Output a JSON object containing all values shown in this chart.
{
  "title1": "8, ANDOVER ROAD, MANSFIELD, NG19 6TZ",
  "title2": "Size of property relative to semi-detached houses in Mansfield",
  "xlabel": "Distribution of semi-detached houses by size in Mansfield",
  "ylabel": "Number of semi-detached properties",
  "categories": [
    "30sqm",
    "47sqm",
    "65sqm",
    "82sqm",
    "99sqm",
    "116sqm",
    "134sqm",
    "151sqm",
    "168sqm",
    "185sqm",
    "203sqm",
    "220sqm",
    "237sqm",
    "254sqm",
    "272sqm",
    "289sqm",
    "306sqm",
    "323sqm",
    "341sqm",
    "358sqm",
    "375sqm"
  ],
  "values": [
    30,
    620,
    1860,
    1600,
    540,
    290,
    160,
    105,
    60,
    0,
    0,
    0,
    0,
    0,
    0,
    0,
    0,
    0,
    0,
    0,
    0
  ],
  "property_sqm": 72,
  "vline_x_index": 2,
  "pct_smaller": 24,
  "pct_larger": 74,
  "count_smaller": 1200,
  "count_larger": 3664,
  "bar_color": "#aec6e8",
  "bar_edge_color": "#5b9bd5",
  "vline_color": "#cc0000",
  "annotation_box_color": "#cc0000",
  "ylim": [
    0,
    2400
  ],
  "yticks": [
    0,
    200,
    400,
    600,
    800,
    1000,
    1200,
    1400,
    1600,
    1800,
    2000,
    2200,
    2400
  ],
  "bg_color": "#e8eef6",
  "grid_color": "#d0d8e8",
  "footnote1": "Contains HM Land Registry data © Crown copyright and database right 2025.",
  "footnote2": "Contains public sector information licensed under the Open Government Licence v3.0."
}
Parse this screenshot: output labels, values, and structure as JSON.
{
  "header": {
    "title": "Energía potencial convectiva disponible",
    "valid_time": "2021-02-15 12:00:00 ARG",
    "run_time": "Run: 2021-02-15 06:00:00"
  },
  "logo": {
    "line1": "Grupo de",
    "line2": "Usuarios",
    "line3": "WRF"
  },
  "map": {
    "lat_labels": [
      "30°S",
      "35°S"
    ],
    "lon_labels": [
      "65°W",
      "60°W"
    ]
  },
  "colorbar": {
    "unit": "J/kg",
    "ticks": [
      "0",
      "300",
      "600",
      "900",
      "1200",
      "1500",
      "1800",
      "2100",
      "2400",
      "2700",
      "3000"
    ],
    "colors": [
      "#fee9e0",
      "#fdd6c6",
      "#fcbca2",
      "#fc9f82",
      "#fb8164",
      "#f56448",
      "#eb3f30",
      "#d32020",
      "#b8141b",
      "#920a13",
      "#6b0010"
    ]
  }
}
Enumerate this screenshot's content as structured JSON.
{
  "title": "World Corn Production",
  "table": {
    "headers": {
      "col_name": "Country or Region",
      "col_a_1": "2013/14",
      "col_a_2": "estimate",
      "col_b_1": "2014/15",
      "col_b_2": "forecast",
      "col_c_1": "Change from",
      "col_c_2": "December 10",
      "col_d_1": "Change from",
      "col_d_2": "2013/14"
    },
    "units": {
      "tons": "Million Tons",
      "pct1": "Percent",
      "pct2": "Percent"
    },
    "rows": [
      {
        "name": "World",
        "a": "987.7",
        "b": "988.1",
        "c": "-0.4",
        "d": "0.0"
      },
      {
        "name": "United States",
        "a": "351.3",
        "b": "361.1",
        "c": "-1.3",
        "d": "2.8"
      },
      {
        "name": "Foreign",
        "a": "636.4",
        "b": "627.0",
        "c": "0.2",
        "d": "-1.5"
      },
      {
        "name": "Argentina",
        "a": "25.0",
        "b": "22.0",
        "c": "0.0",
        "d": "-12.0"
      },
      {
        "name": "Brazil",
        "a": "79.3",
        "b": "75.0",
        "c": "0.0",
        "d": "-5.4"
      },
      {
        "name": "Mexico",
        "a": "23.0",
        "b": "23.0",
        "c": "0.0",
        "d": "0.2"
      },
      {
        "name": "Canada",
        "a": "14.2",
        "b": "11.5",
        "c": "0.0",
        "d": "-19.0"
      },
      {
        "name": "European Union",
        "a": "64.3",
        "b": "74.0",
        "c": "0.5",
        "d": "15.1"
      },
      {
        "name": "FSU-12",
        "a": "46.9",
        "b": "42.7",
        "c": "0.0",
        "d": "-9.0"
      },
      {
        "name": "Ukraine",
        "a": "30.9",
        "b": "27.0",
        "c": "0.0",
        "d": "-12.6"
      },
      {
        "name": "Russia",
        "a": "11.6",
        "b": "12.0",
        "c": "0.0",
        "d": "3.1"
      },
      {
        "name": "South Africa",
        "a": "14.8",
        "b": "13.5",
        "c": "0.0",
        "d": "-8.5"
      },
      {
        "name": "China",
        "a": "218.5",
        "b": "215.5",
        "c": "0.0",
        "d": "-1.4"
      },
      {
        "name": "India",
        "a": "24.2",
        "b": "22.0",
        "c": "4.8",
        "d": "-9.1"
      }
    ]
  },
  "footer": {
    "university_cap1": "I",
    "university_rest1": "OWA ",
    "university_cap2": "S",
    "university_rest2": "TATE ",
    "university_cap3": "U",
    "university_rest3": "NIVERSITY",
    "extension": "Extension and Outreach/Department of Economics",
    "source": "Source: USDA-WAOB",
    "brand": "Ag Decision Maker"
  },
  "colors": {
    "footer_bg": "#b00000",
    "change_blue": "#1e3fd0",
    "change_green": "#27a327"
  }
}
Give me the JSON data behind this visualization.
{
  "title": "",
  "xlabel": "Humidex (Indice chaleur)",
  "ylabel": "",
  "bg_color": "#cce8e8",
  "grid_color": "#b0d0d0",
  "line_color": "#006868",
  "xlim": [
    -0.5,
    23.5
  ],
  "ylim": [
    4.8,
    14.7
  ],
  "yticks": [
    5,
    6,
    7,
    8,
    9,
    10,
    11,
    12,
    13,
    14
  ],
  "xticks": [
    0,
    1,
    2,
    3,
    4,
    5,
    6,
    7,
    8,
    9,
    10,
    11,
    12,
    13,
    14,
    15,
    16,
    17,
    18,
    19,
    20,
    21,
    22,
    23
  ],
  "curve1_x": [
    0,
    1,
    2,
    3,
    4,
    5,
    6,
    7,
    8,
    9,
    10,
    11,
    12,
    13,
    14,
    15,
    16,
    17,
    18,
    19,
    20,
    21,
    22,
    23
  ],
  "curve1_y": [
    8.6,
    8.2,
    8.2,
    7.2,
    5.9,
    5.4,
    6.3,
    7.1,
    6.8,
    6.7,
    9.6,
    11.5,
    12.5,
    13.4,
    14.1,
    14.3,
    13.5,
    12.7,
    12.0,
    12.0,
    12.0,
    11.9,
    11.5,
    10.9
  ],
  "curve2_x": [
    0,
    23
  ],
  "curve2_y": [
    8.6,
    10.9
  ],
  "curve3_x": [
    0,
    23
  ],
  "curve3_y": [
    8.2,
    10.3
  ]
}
----
**GOAL**.
Pick out each line containing "data" and report it.

**ANSWER FOR THE TASK**.
  "footnote1": "Contains HM Land Registry data © Crown copyright and database right 2025.",
Give me the JSON data behind this visualization.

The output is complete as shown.